> _Dataset records_
= = =
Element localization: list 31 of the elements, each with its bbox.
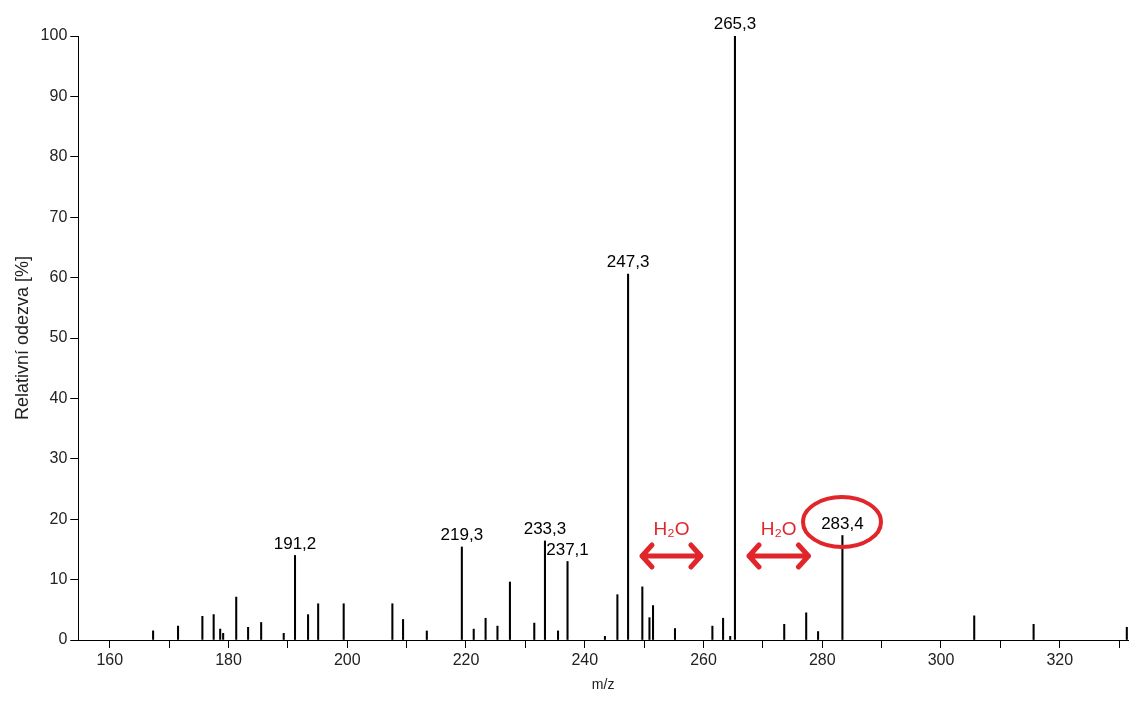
- y-tick-label: 40: [49, 388, 68, 406]
- y-axis-title: Relativní odezva [%]: [11, 255, 32, 421]
- x-tick-label: 200: [333, 651, 361, 669]
- y-tick-label: 0: [58, 630, 68, 648]
- x-tick-label: 240: [571, 651, 599, 669]
- annotation: 265,3: [713, 14, 757, 34]
- x-tick-label: 220: [452, 651, 480, 669]
- x-tick-label: 320: [1046, 651, 1074, 669]
- annotation: 219,3: [440, 525, 484, 545]
- y-tick-label: 90: [49, 86, 68, 104]
- y-tick-label: 50: [49, 328, 68, 346]
- annotation: 191,2: [273, 533, 317, 553]
- y-tick-label: 100: [40, 26, 68, 44]
- y-tick-label: 30: [49, 449, 68, 467]
- y-tick-label: 60: [49, 268, 68, 286]
- x-tick-label: 280: [808, 651, 836, 669]
- x-tick-label: 260: [690, 651, 717, 669]
- x-tick-label: 160: [96, 651, 124, 669]
- annotation: H₂O: [653, 518, 690, 540]
- x-tick-label: 180: [215, 651, 242, 669]
- annotation: 283,4: [821, 513, 864, 533]
- x-tick-label: 300: [927, 651, 955, 669]
- annotation: 233,3: [523, 519, 567, 539]
- y-tick-label: 20: [49, 509, 68, 527]
- annotation: 247,3: [606, 252, 650, 272]
- annotation: H₂O: [760, 518, 797, 540]
- y-tick-label: 80: [49, 147, 68, 165]
- x-axis-title: m/z: [591, 676, 615, 693]
- y-tick-label: 10: [49, 570, 68, 588]
- y-tick-label: 70: [49, 207, 68, 225]
- annotation: 237,1: [546, 539, 589, 559]
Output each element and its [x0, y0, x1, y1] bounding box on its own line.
= = =
> _To be done_
Copy every line of the records above verbatim, leaving out the picture placeholders.

> _Correct response_
Element localization: list 31 of the elements, each with its bbox.
- y-tick-label: 40: [49, 388, 68, 406]
- y-axis-title: Relativní odezva [%]: [11, 255, 32, 421]
- x-tick-label: 200: [333, 651, 361, 669]
- y-tick-label: 0: [58, 630, 68, 648]
- x-tick-label: 240: [571, 651, 599, 669]
- annotation: 265,3: [713, 14, 757, 34]
- x-tick-label: 220: [452, 651, 480, 669]
- x-tick-label: 320: [1046, 651, 1074, 669]
- annotation: 219,3: [440, 525, 484, 545]
- y-tick-label: 90: [49, 86, 68, 104]
- y-tick-label: 50: [49, 328, 68, 346]
- annotation: 191,2: [273, 533, 317, 553]
- y-tick-label: 100: [40, 26, 68, 44]
- y-tick-label: 30: [49, 449, 68, 467]
- y-tick-label: 60: [49, 268, 68, 286]
- x-tick-label: 280: [808, 651, 836, 669]
- x-tick-label: 260: [690, 651, 717, 669]
- x-tick-label: 160: [96, 651, 124, 669]
- annotation: H₂O: [653, 518, 690, 540]
- x-tick-label: 180: [215, 651, 242, 669]
- annotation: 283,4: [821, 513, 864, 533]
- x-tick-label: 300: [927, 651, 955, 669]
- annotation: 233,3: [523, 519, 567, 539]
- y-tick-label: 20: [49, 509, 68, 527]
- annotation: 247,3: [606, 252, 650, 272]
- annotation: H₂O: [760, 518, 797, 540]
- y-tick-label: 80: [49, 147, 68, 165]
- x-axis-title: m/z: [591, 676, 615, 693]
- y-tick-label: 10: [49, 570, 68, 588]
- y-tick-label: 70: [49, 207, 68, 225]
- annotation: 237,1: [546, 539, 589, 559]
Output each element and its [x0, y0, x1, y1] bounding box on its own line.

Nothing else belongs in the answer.